## Your task
Keep every line of the data below that has the string "panel" and present those lines.

Records from a collection of figures
◇ ◇ ◇ ◇ ◇ ◇ ◇

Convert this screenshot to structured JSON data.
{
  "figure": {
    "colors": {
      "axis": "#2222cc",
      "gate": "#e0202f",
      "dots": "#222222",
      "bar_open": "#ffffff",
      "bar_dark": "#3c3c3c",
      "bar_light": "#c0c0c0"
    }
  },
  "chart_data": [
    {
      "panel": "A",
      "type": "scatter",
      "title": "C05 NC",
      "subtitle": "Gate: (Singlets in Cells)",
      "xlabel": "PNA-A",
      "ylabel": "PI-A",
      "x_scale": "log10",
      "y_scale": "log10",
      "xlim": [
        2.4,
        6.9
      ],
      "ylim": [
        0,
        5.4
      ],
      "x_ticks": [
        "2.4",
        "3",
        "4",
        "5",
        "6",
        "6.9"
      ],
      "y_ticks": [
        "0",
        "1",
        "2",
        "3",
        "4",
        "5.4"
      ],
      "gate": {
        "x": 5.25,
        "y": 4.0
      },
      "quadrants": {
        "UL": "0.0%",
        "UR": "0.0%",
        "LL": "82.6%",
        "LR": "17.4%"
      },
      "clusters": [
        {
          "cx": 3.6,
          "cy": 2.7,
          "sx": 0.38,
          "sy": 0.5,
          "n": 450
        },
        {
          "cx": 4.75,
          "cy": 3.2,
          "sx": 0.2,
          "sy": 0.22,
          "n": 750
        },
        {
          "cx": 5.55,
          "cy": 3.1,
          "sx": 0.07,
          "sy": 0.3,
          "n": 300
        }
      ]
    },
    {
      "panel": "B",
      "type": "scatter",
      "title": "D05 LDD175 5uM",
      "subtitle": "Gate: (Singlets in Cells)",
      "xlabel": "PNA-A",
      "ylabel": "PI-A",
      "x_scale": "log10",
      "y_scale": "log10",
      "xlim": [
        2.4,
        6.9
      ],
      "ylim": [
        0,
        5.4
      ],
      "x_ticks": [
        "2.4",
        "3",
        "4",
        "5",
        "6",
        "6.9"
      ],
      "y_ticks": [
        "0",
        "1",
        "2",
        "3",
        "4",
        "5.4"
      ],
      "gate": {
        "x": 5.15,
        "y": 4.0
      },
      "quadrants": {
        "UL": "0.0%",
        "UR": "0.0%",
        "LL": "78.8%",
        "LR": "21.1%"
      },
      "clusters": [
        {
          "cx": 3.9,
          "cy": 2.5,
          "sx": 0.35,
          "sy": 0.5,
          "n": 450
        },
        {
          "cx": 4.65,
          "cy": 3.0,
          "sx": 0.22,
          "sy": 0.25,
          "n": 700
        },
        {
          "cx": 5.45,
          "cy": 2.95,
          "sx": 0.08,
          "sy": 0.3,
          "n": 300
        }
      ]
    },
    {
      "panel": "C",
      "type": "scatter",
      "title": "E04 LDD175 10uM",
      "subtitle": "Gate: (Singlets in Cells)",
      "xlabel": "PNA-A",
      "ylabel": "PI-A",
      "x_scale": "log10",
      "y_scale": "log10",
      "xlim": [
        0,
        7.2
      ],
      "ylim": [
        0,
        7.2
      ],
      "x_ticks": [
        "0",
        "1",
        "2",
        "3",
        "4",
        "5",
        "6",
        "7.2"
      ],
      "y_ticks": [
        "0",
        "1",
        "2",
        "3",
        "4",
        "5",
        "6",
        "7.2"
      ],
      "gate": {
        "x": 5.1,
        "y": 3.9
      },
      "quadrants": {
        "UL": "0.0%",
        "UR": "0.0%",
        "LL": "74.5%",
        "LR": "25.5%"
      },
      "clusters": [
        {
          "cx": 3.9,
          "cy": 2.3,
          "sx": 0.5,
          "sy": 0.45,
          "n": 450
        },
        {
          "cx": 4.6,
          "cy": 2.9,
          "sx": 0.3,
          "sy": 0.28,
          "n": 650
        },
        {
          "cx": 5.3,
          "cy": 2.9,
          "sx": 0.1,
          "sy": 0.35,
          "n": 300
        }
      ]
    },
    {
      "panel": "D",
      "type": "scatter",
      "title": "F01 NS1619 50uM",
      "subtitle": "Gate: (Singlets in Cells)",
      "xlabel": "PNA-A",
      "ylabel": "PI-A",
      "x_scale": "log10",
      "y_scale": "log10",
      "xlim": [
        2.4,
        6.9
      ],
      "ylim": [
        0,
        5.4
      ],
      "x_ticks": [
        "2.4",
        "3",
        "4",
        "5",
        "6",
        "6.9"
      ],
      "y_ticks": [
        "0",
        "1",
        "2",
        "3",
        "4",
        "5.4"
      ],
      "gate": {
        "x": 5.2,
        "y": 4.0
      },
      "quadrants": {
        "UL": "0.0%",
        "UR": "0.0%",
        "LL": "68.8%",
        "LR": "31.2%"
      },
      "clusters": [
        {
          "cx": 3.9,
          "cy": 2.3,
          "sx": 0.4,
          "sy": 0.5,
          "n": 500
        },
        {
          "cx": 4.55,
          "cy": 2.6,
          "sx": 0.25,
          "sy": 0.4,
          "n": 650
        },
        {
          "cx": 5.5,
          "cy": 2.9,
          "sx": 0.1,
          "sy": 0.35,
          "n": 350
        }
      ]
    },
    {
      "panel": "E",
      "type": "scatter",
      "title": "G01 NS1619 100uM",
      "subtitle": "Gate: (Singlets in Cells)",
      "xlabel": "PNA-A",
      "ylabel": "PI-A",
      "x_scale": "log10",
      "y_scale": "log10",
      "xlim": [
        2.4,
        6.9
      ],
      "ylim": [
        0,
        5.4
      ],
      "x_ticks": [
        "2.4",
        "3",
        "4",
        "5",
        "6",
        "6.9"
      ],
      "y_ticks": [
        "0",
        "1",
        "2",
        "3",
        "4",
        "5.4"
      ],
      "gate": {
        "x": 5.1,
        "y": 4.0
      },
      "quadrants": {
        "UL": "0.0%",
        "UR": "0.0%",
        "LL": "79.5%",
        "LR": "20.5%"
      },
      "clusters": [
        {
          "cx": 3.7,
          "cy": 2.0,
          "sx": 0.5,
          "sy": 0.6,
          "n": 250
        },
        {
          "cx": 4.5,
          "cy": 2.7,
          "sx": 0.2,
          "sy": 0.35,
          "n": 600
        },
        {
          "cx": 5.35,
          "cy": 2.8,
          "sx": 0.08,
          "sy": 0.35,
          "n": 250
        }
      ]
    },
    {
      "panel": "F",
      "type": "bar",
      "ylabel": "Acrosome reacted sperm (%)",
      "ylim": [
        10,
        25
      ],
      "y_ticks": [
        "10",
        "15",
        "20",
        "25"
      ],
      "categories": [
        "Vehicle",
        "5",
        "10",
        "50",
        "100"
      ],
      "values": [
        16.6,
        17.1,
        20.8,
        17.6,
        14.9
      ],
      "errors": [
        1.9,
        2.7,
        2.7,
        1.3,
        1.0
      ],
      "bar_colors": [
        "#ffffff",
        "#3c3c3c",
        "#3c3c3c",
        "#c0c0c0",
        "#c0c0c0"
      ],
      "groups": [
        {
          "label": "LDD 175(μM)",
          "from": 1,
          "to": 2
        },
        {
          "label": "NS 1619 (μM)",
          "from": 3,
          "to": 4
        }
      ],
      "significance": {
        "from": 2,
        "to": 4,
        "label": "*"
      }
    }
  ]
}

◇ ◇ ◇ ◇ ◇ ◇ ◇

## Output of the task
      "panel": "A",
      "panel": "B",
      "panel": "C",
      "panel": "D",
      "panel": "E",
      "panel": "F",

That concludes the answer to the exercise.